[Dataset entries]

━━━━━━━━

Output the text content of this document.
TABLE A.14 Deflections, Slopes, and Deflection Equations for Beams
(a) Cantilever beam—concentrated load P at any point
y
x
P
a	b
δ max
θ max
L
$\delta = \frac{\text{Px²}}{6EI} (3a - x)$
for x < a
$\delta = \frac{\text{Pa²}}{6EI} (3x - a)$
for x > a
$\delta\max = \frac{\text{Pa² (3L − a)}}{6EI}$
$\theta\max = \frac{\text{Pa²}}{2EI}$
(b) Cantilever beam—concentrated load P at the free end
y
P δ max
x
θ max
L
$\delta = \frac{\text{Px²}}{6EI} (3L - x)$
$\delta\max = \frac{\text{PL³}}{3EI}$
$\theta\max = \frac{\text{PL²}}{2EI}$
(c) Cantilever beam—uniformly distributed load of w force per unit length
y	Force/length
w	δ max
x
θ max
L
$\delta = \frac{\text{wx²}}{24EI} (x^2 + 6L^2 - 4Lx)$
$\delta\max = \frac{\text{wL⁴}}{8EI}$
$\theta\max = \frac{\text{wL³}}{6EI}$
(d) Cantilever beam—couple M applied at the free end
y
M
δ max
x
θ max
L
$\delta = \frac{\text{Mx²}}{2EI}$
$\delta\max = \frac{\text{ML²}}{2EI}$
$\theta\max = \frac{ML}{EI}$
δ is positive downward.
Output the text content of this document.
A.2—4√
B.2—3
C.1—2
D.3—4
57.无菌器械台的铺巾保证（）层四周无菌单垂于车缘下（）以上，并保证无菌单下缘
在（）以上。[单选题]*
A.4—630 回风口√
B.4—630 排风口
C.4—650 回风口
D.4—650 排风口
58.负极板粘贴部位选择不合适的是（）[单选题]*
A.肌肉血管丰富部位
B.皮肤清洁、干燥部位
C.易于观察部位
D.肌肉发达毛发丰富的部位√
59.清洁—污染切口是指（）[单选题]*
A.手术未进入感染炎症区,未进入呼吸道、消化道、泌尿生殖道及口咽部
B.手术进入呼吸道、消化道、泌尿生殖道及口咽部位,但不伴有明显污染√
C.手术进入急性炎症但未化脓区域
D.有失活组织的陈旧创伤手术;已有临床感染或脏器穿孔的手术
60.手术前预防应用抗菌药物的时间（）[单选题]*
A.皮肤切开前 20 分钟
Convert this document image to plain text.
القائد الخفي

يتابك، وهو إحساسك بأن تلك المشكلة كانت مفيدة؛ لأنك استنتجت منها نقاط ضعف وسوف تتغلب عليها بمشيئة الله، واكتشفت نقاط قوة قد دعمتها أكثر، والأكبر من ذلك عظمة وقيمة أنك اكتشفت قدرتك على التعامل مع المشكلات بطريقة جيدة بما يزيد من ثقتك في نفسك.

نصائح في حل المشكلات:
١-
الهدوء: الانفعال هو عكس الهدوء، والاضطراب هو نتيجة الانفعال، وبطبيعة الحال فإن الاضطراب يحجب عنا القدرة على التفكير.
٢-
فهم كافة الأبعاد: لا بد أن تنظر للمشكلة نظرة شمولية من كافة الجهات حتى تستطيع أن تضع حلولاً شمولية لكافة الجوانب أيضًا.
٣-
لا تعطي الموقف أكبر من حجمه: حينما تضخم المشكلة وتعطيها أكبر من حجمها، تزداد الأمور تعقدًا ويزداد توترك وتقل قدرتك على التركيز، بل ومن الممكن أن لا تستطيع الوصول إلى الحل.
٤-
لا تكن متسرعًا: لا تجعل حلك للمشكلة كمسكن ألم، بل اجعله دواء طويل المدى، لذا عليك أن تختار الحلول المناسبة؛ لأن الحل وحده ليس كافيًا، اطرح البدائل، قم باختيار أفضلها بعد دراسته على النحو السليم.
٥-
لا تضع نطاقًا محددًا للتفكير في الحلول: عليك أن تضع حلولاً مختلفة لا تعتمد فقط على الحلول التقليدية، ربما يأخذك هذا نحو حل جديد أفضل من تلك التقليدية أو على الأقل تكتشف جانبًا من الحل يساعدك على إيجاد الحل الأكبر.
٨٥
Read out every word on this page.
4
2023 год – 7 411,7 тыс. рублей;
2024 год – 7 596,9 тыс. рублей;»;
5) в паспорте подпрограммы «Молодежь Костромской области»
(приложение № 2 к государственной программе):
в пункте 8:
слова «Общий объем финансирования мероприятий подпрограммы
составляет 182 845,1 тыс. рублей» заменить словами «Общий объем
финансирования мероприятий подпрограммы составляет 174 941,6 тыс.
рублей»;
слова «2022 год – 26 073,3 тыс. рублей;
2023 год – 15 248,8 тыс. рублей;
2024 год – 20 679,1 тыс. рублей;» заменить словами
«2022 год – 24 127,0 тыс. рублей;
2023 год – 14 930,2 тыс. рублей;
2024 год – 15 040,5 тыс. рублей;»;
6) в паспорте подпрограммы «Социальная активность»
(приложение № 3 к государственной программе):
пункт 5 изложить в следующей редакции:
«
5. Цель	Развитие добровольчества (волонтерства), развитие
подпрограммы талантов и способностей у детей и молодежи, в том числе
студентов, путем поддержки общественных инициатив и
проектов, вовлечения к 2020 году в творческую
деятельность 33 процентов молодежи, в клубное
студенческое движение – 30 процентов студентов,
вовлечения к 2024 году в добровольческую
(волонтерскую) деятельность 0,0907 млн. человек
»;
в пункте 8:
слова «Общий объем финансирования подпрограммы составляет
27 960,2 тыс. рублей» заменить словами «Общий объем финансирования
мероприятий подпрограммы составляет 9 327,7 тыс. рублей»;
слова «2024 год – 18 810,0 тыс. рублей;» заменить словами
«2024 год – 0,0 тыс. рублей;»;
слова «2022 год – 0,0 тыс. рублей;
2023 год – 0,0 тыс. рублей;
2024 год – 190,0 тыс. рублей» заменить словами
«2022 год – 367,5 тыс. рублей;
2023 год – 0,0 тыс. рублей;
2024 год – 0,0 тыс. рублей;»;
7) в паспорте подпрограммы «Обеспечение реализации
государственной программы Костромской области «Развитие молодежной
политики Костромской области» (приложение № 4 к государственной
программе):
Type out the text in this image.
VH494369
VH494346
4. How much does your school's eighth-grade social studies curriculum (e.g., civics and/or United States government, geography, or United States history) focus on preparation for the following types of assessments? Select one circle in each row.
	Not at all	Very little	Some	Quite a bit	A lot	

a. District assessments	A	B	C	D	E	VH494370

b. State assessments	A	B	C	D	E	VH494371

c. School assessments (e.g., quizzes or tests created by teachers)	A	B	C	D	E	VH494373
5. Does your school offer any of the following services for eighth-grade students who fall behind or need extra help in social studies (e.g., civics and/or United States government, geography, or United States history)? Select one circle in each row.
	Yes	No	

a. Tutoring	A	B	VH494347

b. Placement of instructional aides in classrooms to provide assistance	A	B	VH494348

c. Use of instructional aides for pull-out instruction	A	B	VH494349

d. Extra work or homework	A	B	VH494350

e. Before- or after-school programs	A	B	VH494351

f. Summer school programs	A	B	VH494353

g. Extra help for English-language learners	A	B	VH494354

━━━━━━━━

=== EXERCISE ===
Show every line above in which the word "Развитие" occurs.

=== RIGHT ANSWER ===
5. Цель	Развитие добровольчества (волонтерства), развитие
государственной программы Костромской области «Развитие молодежной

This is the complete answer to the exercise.